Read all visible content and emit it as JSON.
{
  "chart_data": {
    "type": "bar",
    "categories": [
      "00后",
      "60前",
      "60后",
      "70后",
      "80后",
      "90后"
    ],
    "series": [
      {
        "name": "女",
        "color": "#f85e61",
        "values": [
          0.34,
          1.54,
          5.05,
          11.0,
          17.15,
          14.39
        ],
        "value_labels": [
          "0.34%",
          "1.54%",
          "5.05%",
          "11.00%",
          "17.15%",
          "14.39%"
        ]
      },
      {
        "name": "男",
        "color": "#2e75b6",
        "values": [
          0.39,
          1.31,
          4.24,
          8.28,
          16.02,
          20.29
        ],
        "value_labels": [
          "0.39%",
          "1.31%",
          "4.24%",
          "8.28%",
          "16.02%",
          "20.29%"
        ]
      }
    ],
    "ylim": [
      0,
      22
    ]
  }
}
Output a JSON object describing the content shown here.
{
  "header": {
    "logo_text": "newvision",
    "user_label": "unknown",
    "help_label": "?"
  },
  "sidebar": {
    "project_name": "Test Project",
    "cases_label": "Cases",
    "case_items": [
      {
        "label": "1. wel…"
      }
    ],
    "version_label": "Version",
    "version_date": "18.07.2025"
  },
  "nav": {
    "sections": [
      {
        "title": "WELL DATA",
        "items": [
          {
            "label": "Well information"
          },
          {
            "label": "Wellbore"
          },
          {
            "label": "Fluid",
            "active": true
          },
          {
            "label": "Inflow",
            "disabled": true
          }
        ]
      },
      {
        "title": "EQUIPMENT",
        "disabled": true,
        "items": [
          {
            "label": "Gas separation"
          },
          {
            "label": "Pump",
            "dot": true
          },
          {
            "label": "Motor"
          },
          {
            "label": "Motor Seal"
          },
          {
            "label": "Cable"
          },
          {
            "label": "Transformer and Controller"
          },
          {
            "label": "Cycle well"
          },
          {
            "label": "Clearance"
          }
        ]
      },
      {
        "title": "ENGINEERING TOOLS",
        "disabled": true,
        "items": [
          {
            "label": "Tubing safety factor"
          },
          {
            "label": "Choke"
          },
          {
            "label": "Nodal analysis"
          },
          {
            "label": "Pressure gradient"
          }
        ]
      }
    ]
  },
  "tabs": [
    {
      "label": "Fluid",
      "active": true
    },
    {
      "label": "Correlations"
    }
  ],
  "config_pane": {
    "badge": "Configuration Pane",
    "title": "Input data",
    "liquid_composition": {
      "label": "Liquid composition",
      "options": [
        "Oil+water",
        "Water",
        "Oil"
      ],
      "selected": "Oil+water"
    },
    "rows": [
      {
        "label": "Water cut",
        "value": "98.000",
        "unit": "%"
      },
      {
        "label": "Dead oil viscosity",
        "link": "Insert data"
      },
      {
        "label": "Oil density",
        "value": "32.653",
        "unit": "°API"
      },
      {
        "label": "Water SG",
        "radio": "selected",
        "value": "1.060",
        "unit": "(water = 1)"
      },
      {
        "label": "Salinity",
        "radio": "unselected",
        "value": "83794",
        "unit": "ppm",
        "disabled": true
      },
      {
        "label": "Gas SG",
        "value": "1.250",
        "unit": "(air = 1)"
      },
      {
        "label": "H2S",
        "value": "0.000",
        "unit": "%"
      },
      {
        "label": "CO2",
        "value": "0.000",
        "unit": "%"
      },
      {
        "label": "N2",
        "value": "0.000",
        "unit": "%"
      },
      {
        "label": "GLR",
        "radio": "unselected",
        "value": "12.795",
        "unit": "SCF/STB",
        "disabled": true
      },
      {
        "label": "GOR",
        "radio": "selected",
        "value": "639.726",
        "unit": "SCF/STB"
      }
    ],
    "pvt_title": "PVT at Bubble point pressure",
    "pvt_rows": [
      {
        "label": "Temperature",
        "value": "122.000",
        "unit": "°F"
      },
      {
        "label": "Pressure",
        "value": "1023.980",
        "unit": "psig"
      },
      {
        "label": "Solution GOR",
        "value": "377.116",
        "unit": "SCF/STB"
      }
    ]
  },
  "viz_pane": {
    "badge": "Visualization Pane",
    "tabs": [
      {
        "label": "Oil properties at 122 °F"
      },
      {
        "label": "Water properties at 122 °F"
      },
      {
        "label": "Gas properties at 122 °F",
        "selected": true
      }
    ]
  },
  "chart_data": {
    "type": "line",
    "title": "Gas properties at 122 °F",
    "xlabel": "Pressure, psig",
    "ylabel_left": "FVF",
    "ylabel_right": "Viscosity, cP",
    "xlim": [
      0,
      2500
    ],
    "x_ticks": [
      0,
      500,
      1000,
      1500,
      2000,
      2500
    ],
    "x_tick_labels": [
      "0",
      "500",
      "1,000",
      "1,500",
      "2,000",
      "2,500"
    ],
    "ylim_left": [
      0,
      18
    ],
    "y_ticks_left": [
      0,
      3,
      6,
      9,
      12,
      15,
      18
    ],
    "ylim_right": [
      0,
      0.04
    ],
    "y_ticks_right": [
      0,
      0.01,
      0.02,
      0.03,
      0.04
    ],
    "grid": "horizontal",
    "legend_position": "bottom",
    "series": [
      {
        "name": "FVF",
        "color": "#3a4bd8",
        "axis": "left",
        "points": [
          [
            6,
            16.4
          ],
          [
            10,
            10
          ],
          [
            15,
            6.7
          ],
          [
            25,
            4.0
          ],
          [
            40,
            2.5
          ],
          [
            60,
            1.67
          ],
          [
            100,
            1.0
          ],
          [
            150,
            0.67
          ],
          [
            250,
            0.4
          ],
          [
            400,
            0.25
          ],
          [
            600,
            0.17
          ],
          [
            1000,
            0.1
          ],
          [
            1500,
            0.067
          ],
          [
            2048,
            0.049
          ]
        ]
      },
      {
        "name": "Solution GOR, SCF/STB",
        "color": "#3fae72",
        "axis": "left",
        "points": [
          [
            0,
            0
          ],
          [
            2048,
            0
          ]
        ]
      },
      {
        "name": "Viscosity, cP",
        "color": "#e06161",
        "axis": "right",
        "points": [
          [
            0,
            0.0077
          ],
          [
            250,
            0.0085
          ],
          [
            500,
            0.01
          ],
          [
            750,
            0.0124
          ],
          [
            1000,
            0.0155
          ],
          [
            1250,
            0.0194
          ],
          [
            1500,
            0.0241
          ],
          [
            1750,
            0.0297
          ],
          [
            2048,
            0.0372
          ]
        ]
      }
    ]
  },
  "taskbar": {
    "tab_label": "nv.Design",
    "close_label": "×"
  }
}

■ **Short problem**: Find each line with the string "JSON" and copy it out.

■ **Reply**:
Read all visible content and emit it as JSON.
Output a JSON object describing the content shown here.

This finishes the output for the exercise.